**Work to be completed**
Count every line of these entries that holds the word "observations", and reply with the number only.

---------- Given data ----------

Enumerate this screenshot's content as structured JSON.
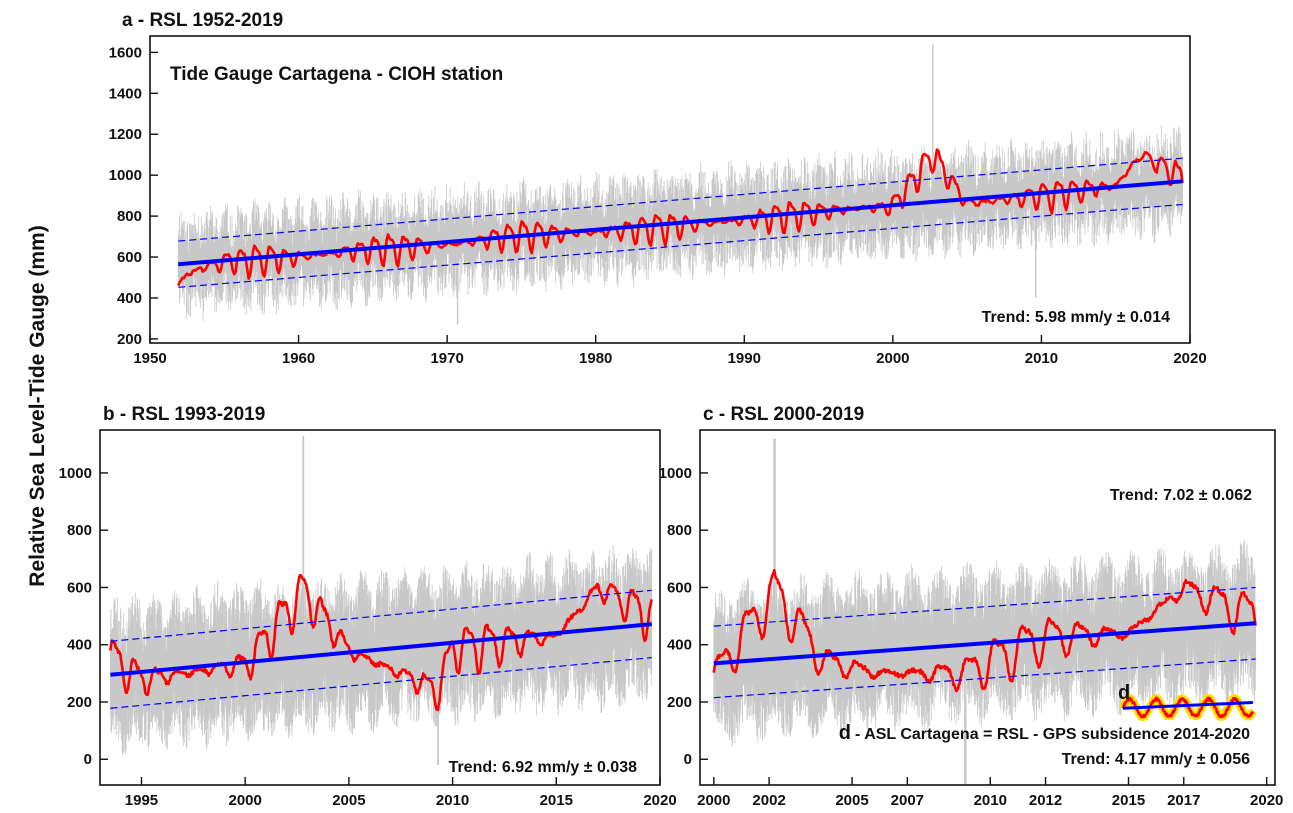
{
  "figure": {
    "ylabel": "Relative Sea Level-Tide Gauge (mm)"
  },
  "colors": {
    "raw": "#c8c8c8",
    "smoothed": "#ff0000",
    "trend": "#0000ff",
    "bounds": "#0000ff",
    "highlight": "#ffe000"
  },
  "chart_data": [
    {
      "panel": "a",
      "type": "line",
      "title": "a - RSL 1952-2019",
      "inner_label": "Tide Gauge Cartagena - CIOH station",
      "trend_text": "Trend: 5.98 mm/y ± 0.014",
      "xlim": [
        1950,
        2020
      ],
      "ylim": [
        180,
        1680
      ],
      "x_ticks": [
        1950,
        1960,
        1970,
        1980,
        1990,
        2000,
        2010,
        2020
      ],
      "y_ticks": [
        200,
        400,
        600,
        800,
        1000,
        1200,
        1400,
        1600
      ],
      "series": [
        {
          "role": "raw",
          "x_range": [
            1951.9,
            2019.5
          ],
          "spread": 230,
          "spikes": [
            [
              2002.7,
              1640
            ],
            [
              1970.7,
              270
            ],
            [
              2009.6,
              400
            ]
          ]
        },
        {
          "role": "smoothed",
          "x": [
            1951.9,
            1952.5,
            1955,
            1960,
            1965,
            1970,
            1975,
            1980,
            1985,
            1990,
            1995,
            2000,
            2002.7,
            2005,
            2010,
            2015,
            2016.7,
            2019.5
          ],
          "y": [
            460,
            520,
            580,
            600,
            640,
            660,
            710,
            720,
            750,
            780,
            820,
            850,
            1100,
            860,
            900,
            950,
            1100,
            990
          ],
          "amplitude": 70
        },
        {
          "role": "trend",
          "x": [
            1951.9,
            2019.5
          ],
          "y": [
            565,
            970
          ]
        },
        {
          "role": "upper_bound",
          "x": [
            1951.9,
            2019.5
          ],
          "y": [
            678,
            1083
          ]
        },
        {
          "role": "lower_bound",
          "x": [
            1951.9,
            2019.5
          ],
          "y": [
            452,
            857
          ]
        }
      ]
    },
    {
      "panel": "b",
      "type": "line",
      "title": "b - RSL 1993-2019",
      "trend_text": "Trend: 6.92 mm/y ± 0.038",
      "xlim": [
        1993,
        2020
      ],
      "ylim": [
        -90,
        1150
      ],
      "x_ticks": [
        1995,
        2000,
        2005,
        2010,
        2015,
        2020
      ],
      "y_ticks": [
        0,
        200,
        400,
        600,
        800,
        1000
      ],
      "series": [
        {
          "role": "raw",
          "x_range": [
            1993.5,
            2019.6
          ],
          "spread": 230,
          "spikes": [
            [
              2002.8,
              1130
            ],
            [
              2009.3,
              -20
            ]
          ]
        },
        {
          "role": "smoothed",
          "x": [
            1993.5,
            1995,
            2000,
            2002.8,
            2005,
            2009.3,
            2010,
            2015,
            2017,
            2019.6
          ],
          "y": [
            360,
            280,
            330,
            590,
            380,
            240,
            390,
            430,
            600,
            500
          ],
          "amplitude": 75
        },
        {
          "role": "trend",
          "x": [
            1993.5,
            2019.6
          ],
          "y": [
            295,
            472
          ]
        },
        {
          "role": "upper_bound",
          "x": [
            1993.5,
            2019.6
          ],
          "y": [
            412,
            590
          ]
        },
        {
          "role": "lower_bound",
          "x": [
            1993.5,
            2019.6
          ],
          "y": [
            178,
            355
          ]
        }
      ]
    },
    {
      "panel": "c",
      "type": "line",
      "title": "c - RSL 2000-2019",
      "trend_text": "Trend: 7.02 ± 0.062",
      "xlim": [
        1999.5,
        2020.3
      ],
      "ylim": [
        -90,
        1150
      ],
      "x_ticks": [
        2000,
        2002,
        2005,
        2007,
        2010,
        2012,
        2015,
        2017,
        2020
      ],
      "y_ticks": [
        0,
        200,
        400,
        600,
        800,
        1000
      ],
      "series": [
        {
          "role": "raw",
          "x_range": [
            2000.0,
            2019.6
          ],
          "spread": 230,
          "spikes": [
            [
              2002.2,
              1120
            ],
            [
              2009.1,
              -110
            ]
          ]
        },
        {
          "role": "smoothed",
          "x": [
            2000.0,
            2002.2,
            2004,
            2006,
            2009,
            2012,
            2015,
            2017,
            2019.6
          ],
          "y": [
            290,
            590,
            340,
            300,
            300,
            430,
            440,
            600,
            500
          ],
          "amplitude": 80
        },
        {
          "role": "trend",
          "x": [
            2000.0,
            2019.6
          ],
          "y": [
            335,
            475
          ]
        },
        {
          "role": "upper_bound",
          "x": [
            2000.0,
            2019.6
          ],
          "y": [
            465,
            600
          ]
        },
        {
          "role": "lower_bound",
          "x": [
            2000.0,
            2019.6
          ],
          "y": [
            215,
            350
          ]
        }
      ],
      "inset_d": {
        "marker": "d",
        "title": "- ASL Cartagena = RSL -  GPS subsidence 2014-2020",
        "trend_text": "Trend: 4.17 mm/y ± 0.056",
        "series": [
          {
            "role": "smoothed",
            "x_range": [
              2014.8,
              2019.5
            ],
            "y_center": 180,
            "amplitude": 30
          },
          {
            "role": "trend",
            "x": [
              2014.8,
              2019.5
            ],
            "y": [
              178,
              198
            ]
          }
        ]
      }
    }
  ]
}
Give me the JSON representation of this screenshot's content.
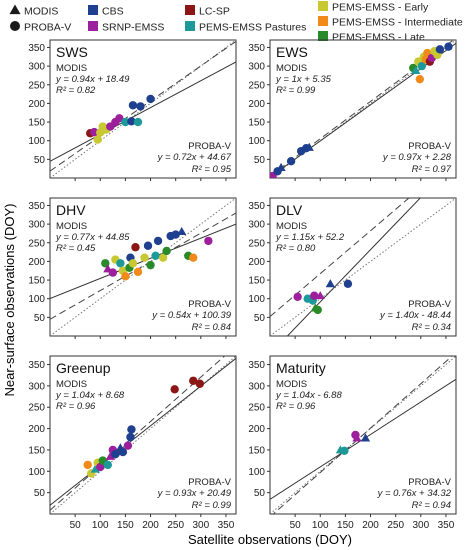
{
  "figure": {
    "xlabel": "Satellite observations (DOY)",
    "ylabel": "Near-surface observations (DOY)"
  },
  "legend": [
    {
      "label": "MODIS",
      "marker": "triangle",
      "color": "#1a1a1a"
    },
    {
      "label": "PROBA-V",
      "marker": "circle",
      "color": "#1a1a1a"
    },
    {
      "label": "CBS",
      "marker": "square",
      "color": "#1f3f8f"
    },
    {
      "label": "SRNP-EMSS",
      "marker": "square",
      "color": "#9c1f9c"
    },
    {
      "label": "LC-SP",
      "marker": "square",
      "color": "#8c1616"
    },
    {
      "label": "PEMS-EMSS Pastures",
      "marker": "square",
      "color": "#1e9999"
    },
    {
      "label": "PEMS-EMSS - Early",
      "marker": "square",
      "color": "#c8c832"
    },
    {
      "label": "PEMS-EMSS - Intermediate",
      "marker": "square",
      "color": "#f28a1a"
    },
    {
      "label": "PEMS-EMSS - Late",
      "marker": "square",
      "color": "#2a8a2a"
    }
  ],
  "colors": {
    "CBS": "#1f3f8f",
    "SRNP": "#9c1f9c",
    "LCSP": "#8c1616",
    "Pastures": "#1e9999",
    "Early": "#c8c832",
    "Intermediate": "#f28a1a",
    "Late": "#2a8a2a"
  },
  "chart_data": [
    {
      "type": "scatter",
      "title": "SWS",
      "xlim": [
        0,
        370
      ],
      "ylim": [
        0,
        370
      ],
      "xticks": [],
      "yticks": [
        50,
        100,
        150,
        200,
        250,
        300,
        350
      ],
      "modis": {
        "label": "MODIS",
        "eq": "y = 0.94x + 18.49",
        "r2": "R² = 0.82",
        "slope": 0.94,
        "intercept": 18.49
      },
      "proba": {
        "label": "PROBA-V",
        "eq": "y = 0.72x + 44.67",
        "r2": "R² = 0.95",
        "slope": 0.72,
        "intercept": 44.67
      },
      "points": [
        {
          "x": 80,
          "y": 120,
          "c": "LCSP",
          "m": "circle"
        },
        {
          "x": 88,
          "y": 123,
          "c": "SRNP",
          "m": "circle"
        },
        {
          "x": 95,
          "y": 103,
          "c": "Early",
          "m": "circle"
        },
        {
          "x": 100,
          "y": 122,
          "c": "Early",
          "m": "circle"
        },
        {
          "x": 105,
          "y": 138,
          "c": "Early",
          "m": "circle"
        },
        {
          "x": 112,
          "y": 130,
          "c": "Early",
          "m": "circle"
        },
        {
          "x": 120,
          "y": 138,
          "c": "SRNP",
          "m": "circle"
        },
        {
          "x": 130,
          "y": 150,
          "c": "SRNP",
          "m": "circle"
        },
        {
          "x": 138,
          "y": 160,
          "c": "SRNP",
          "m": "circle"
        },
        {
          "x": 150,
          "y": 150,
          "c": "Pastures",
          "m": "circle"
        },
        {
          "x": 162,
          "y": 152,
          "c": "CBS",
          "m": "circle"
        },
        {
          "x": 165,
          "y": 195,
          "c": "CBS",
          "m": "circle"
        },
        {
          "x": 175,
          "y": 150,
          "c": "Pastures",
          "m": "circle"
        },
        {
          "x": 180,
          "y": 192,
          "c": "CBS",
          "m": "circle"
        },
        {
          "x": 200,
          "y": 212,
          "c": "CBS",
          "m": "circle"
        }
      ]
    },
    {
      "type": "scatter",
      "title": "EWS",
      "xlim": [
        0,
        370
      ],
      "ylim": [
        0,
        370
      ],
      "xticks": [],
      "yticks": [
        50,
        100,
        150,
        200,
        250,
        300,
        350
      ],
      "modis": {
        "label": "MODIS",
        "eq": "y = 1x + 5.35",
        "r2": "R² = 0.99",
        "slope": 1.0,
        "intercept": 5.35
      },
      "proba": {
        "label": "PROBA-V",
        "eq": "y = 0.97x + 2.28",
        "r2": "R² = 0.97",
        "slope": 0.97,
        "intercept": 2.28
      },
      "points": [
        {
          "x": 5,
          "y": 5,
          "c": "SRNP",
          "m": "circle"
        },
        {
          "x": 15,
          "y": 18,
          "c": "CBS",
          "m": "circle"
        },
        {
          "x": 22,
          "y": 28,
          "c": "CBS",
          "m": "triangle"
        },
        {
          "x": 42,
          "y": 45,
          "c": "CBS",
          "m": "circle"
        },
        {
          "x": 62,
          "y": 72,
          "c": "CBS",
          "m": "circle"
        },
        {
          "x": 72,
          "y": 80,
          "c": "CBS",
          "m": "circle"
        },
        {
          "x": 78,
          "y": 82,
          "c": "CBS",
          "m": "triangle"
        },
        {
          "x": 285,
          "y": 295,
          "c": "Late",
          "m": "circle"
        },
        {
          "x": 290,
          "y": 288,
          "c": "Pastures",
          "m": "triangle"
        },
        {
          "x": 295,
          "y": 312,
          "c": "Early",
          "m": "circle"
        },
        {
          "x": 298,
          "y": 265,
          "c": "Intermediate",
          "m": "circle"
        },
        {
          "x": 302,
          "y": 300,
          "c": "Pastures",
          "m": "circle"
        },
        {
          "x": 306,
          "y": 325,
          "c": "Early",
          "m": "circle"
        },
        {
          "x": 310,
          "y": 318,
          "c": "Intermediate",
          "m": "circle"
        },
        {
          "x": 313,
          "y": 335,
          "c": "Intermediate",
          "m": "circle"
        },
        {
          "x": 318,
          "y": 312,
          "c": "LCSP",
          "m": "circle"
        },
        {
          "x": 322,
          "y": 322,
          "c": "SRNP",
          "m": "circle"
        },
        {
          "x": 327,
          "y": 340,
          "c": "Early",
          "m": "circle"
        },
        {
          "x": 333,
          "y": 330,
          "c": "Early",
          "m": "circle"
        },
        {
          "x": 338,
          "y": 345,
          "c": "CBS",
          "m": "circle"
        },
        {
          "x": 355,
          "y": 352,
          "c": "CBS",
          "m": "circle"
        }
      ]
    },
    {
      "type": "scatter",
      "title": "DHV",
      "xlim": [
        0,
        370
      ],
      "ylim": [
        0,
        370
      ],
      "xticks": [],
      "yticks": [
        50,
        100,
        150,
        200,
        250,
        300,
        350
      ],
      "modis": {
        "label": "MODIS",
        "eq": "y = 0.77x + 44.85",
        "r2": "R² = 0.45",
        "slope": 0.77,
        "intercept": 44.85
      },
      "proba": {
        "label": "PROBA-V",
        "eq": "y = 0.54x + 100.39",
        "r2": "R² = 0.84",
        "slope": 0.54,
        "intercept": 100.39
      },
      "points": [
        {
          "x": 110,
          "y": 195,
          "c": "Late",
          "m": "circle"
        },
        {
          "x": 115,
          "y": 180,
          "c": "SRNP",
          "m": "triangle"
        },
        {
          "x": 125,
          "y": 170,
          "c": "SRNP",
          "m": "circle"
        },
        {
          "x": 130,
          "y": 205,
          "c": "Early",
          "m": "circle"
        },
        {
          "x": 140,
          "y": 195,
          "c": "Pastures",
          "m": "circle"
        },
        {
          "x": 145,
          "y": 175,
          "c": "Early",
          "m": "circle"
        },
        {
          "x": 150,
          "y": 160,
          "c": "Intermediate",
          "m": "circle"
        },
        {
          "x": 158,
          "y": 183,
          "c": "Late",
          "m": "circle"
        },
        {
          "x": 160,
          "y": 210,
          "c": "CBS",
          "m": "circle"
        },
        {
          "x": 165,
          "y": 195,
          "c": "Early",
          "m": "circle"
        },
        {
          "x": 170,
          "y": 238,
          "c": "LCSP",
          "m": "circle"
        },
        {
          "x": 175,
          "y": 172,
          "c": "Intermediate",
          "m": "circle"
        },
        {
          "x": 188,
          "y": 210,
          "c": "Early",
          "m": "circle"
        },
        {
          "x": 195,
          "y": 242,
          "c": "CBS",
          "m": "circle"
        },
        {
          "x": 200,
          "y": 190,
          "c": "Late",
          "m": "circle"
        },
        {
          "x": 210,
          "y": 215,
          "c": "Pastures",
          "m": "circle"
        },
        {
          "x": 215,
          "y": 255,
          "c": "CBS",
          "m": "circle"
        },
        {
          "x": 225,
          "y": 210,
          "c": "Early",
          "m": "circle"
        },
        {
          "x": 232,
          "y": 228,
          "c": "Late",
          "m": "circle"
        },
        {
          "x": 240,
          "y": 268,
          "c": "CBS",
          "m": "circle"
        },
        {
          "x": 250,
          "y": 272,
          "c": "CBS",
          "m": "circle"
        },
        {
          "x": 262,
          "y": 280,
          "c": "CBS",
          "m": "triangle"
        },
        {
          "x": 275,
          "y": 215,
          "c": "Late",
          "m": "circle"
        },
        {
          "x": 285,
          "y": 210,
          "c": "Intermediate",
          "m": "circle"
        },
        {
          "x": 315,
          "y": 255,
          "c": "SRNP",
          "m": "circle"
        }
      ]
    },
    {
      "type": "scatter",
      "title": "DLV",
      "xlim": [
        0,
        370
      ],
      "ylim": [
        0,
        370
      ],
      "xticks": [],
      "yticks": [
        50,
        100,
        150,
        200,
        250,
        300,
        350
      ],
      "modis": {
        "label": "MODIS",
        "eq": "y = 1.15x + 52.2",
        "r2": "R² = 0.80",
        "slope": 1.15,
        "intercept": 52.2
      },
      "proba": {
        "label": "PROBA-V",
        "eq": "y = 1.40x - 48.44",
        "r2": "R² = 0.34",
        "slope": 1.4,
        "intercept": -48.44
      },
      "points": [
        {
          "x": 55,
          "y": 105,
          "c": "SRNP",
          "m": "circle"
        },
        {
          "x": 75,
          "y": 100,
          "c": "Pastures",
          "m": "circle"
        },
        {
          "x": 85,
          "y": 95,
          "c": "Pastures",
          "m": "circle"
        },
        {
          "x": 88,
          "y": 108,
          "c": "SRNP",
          "m": "circle"
        },
        {
          "x": 90,
          "y": 75,
          "c": "Late",
          "m": "triangle"
        },
        {
          "x": 95,
          "y": 70,
          "c": "Late",
          "m": "circle"
        },
        {
          "x": 100,
          "y": 108,
          "c": "SRNP",
          "m": "triangle"
        },
        {
          "x": 120,
          "y": 140,
          "c": "CBS",
          "m": "triangle"
        },
        {
          "x": 155,
          "y": 140,
          "c": "CBS",
          "m": "circle"
        }
      ]
    },
    {
      "type": "scatter",
      "title": "Greenup",
      "xlim": [
        0,
        370
      ],
      "ylim": [
        0,
        370
      ],
      "xticks": [
        50,
        100,
        150,
        200,
        250,
        300,
        350
      ],
      "yticks": [
        50,
        100,
        150,
        200,
        250,
        300,
        350
      ],
      "modis": {
        "label": "MODIS",
        "eq": "y = 1.04x + 8.68",
        "r2": "R² = 0.96",
        "slope": 1.04,
        "intercept": 8.68
      },
      "proba": {
        "label": "PROBA-V",
        "eq": "y = 0.93x + 20.49",
        "r2": "R² = 0.99",
        "slope": 0.93,
        "intercept": 20.49
      },
      "points": [
        {
          "x": 75,
          "y": 115,
          "c": "Intermediate",
          "m": "circle"
        },
        {
          "x": 82,
          "y": 95,
          "c": "Early",
          "m": "circle"
        },
        {
          "x": 90,
          "y": 105,
          "c": "Pastures",
          "m": "triangle"
        },
        {
          "x": 95,
          "y": 120,
          "c": "Early",
          "m": "circle"
        },
        {
          "x": 100,
          "y": 110,
          "c": "SRNP",
          "m": "circle"
        },
        {
          "x": 105,
          "y": 125,
          "c": "Late",
          "m": "circle"
        },
        {
          "x": 115,
          "y": 115,
          "c": "Pastures",
          "m": "circle"
        },
        {
          "x": 120,
          "y": 135,
          "c": "SRNP",
          "m": "triangle"
        },
        {
          "x": 125,
          "y": 150,
          "c": "SRNP",
          "m": "circle"
        },
        {
          "x": 130,
          "y": 140,
          "c": "CBS",
          "m": "circle"
        },
        {
          "x": 140,
          "y": 155,
          "c": "CBS",
          "m": "triangle"
        },
        {
          "x": 145,
          "y": 145,
          "c": "CBS",
          "m": "circle"
        },
        {
          "x": 155,
          "y": 160,
          "c": "SRNP",
          "m": "circle"
        },
        {
          "x": 160,
          "y": 180,
          "c": "CBS",
          "m": "circle"
        },
        {
          "x": 162,
          "y": 198,
          "c": "CBS",
          "m": "circle"
        },
        {
          "x": 248,
          "y": 292,
          "c": "LCSP",
          "m": "circle"
        },
        {
          "x": 285,
          "y": 312,
          "c": "LCSP",
          "m": "circle"
        },
        {
          "x": 298,
          "y": 305,
          "c": "LCSP",
          "m": "circle"
        }
      ]
    },
    {
      "type": "scatter",
      "title": "Maturity",
      "xlim": [
        0,
        370
      ],
      "ylim": [
        0,
        370
      ],
      "xticks": [
        50,
        100,
        150,
        200,
        250,
        300,
        350
      ],
      "yticks": [
        50,
        100,
        150,
        200,
        250,
        300,
        350
      ],
      "modis": {
        "label": "MODIS",
        "eq": "y = 1.04x - 6.88",
        "r2": "R² = 0.96",
        "slope": 1.04,
        "intercept": -6.88
      },
      "proba": {
        "label": "PROBA-V",
        "eq": "y = 0.76x + 34.32",
        "r2": "R² = 0.94",
        "slope": 0.76,
        "intercept": 34.32
      },
      "points": [
        {
          "x": 140,
          "y": 150,
          "c": "Pastures",
          "m": "triangle"
        },
        {
          "x": 148,
          "y": 148,
          "c": "Pastures",
          "m": "circle"
        },
        {
          "x": 170,
          "y": 185,
          "c": "SRNP",
          "m": "circle"
        },
        {
          "x": 173,
          "y": 178,
          "c": "SRNP",
          "m": "triangle"
        },
        {
          "x": 190,
          "y": 178,
          "c": "CBS",
          "m": "triangle"
        }
      ]
    }
  ]
}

----------

**Task solution**
2